Listed entries:
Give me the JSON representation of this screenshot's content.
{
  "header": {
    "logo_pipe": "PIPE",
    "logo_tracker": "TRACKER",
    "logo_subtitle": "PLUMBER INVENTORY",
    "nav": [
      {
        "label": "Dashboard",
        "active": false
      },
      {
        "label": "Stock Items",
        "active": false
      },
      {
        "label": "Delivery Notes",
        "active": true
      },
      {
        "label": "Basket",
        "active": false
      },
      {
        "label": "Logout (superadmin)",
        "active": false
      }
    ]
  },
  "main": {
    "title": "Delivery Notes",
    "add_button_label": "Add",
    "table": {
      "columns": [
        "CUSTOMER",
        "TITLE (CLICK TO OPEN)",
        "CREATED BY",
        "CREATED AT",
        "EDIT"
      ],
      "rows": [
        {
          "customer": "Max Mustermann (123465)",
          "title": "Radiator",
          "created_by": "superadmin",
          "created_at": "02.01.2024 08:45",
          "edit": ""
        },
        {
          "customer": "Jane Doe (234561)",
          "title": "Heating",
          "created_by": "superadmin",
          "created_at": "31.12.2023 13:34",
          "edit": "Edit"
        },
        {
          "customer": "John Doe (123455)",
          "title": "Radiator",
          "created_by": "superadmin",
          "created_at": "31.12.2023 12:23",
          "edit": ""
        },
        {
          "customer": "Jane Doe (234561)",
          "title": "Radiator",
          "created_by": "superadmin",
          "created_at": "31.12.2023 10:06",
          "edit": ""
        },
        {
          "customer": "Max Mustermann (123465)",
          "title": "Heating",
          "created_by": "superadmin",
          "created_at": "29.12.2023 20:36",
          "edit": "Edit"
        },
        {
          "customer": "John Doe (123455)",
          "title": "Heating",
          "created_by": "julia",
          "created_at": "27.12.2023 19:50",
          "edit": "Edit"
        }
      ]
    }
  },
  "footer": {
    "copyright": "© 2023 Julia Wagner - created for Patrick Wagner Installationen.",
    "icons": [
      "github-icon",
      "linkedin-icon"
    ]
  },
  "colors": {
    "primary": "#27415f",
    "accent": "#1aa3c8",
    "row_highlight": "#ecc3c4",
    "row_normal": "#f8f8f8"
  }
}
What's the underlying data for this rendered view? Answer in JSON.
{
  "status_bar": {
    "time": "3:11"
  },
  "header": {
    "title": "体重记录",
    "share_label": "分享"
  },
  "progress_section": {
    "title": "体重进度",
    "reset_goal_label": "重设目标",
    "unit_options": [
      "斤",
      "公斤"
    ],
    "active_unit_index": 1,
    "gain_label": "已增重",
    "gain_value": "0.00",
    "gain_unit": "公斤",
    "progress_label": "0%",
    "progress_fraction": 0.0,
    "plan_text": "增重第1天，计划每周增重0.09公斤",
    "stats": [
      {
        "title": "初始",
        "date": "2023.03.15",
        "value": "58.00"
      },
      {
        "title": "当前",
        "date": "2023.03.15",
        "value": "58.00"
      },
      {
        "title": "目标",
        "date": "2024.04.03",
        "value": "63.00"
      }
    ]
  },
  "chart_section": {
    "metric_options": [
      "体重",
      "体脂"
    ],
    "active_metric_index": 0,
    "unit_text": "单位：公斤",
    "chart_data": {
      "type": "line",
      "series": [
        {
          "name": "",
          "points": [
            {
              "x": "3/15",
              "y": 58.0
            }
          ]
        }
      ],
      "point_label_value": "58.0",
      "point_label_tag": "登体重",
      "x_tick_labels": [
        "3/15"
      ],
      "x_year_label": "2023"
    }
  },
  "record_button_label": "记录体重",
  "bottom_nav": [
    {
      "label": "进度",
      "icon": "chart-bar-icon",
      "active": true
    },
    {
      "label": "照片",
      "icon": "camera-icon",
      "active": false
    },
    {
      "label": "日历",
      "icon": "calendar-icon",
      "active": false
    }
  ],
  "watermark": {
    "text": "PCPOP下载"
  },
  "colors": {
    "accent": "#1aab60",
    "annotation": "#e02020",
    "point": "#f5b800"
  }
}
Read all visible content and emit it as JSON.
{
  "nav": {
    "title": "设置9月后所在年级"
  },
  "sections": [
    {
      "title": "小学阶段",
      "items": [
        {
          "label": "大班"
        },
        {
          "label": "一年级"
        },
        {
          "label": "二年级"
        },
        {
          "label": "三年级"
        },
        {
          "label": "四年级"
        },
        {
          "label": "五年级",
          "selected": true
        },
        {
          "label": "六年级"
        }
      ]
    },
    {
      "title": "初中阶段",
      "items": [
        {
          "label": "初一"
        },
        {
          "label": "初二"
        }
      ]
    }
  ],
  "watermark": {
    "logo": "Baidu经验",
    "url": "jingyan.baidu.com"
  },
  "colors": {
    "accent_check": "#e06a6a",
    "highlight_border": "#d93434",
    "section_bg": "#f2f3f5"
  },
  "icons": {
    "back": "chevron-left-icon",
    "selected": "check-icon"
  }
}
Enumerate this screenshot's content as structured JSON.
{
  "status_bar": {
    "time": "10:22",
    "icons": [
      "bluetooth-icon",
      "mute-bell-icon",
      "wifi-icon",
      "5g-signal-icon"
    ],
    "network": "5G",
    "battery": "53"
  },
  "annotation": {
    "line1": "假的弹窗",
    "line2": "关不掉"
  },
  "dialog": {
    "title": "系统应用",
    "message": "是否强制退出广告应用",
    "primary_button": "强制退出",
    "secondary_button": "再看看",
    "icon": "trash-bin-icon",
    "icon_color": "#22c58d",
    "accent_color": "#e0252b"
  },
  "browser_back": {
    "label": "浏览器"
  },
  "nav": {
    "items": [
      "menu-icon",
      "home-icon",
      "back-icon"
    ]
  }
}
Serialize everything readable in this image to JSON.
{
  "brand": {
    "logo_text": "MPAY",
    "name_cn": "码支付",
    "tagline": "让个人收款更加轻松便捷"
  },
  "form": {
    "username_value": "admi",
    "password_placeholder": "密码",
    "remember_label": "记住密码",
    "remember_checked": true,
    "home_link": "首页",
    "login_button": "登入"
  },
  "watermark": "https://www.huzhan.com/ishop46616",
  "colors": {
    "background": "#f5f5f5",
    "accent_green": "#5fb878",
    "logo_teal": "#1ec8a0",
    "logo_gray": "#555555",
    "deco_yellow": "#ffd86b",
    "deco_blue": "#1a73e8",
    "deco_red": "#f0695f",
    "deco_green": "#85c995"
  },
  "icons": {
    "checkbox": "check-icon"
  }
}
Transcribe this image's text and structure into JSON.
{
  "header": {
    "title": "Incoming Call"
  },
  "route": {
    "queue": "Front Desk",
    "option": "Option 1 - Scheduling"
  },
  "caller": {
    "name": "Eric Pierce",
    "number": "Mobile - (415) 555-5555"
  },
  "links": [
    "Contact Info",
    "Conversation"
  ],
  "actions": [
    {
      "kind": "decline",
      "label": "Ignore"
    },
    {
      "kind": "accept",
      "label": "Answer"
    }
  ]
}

Work to complete: State the number of lines in the records that contain the string "Delivery", and nothing more.

Response: 2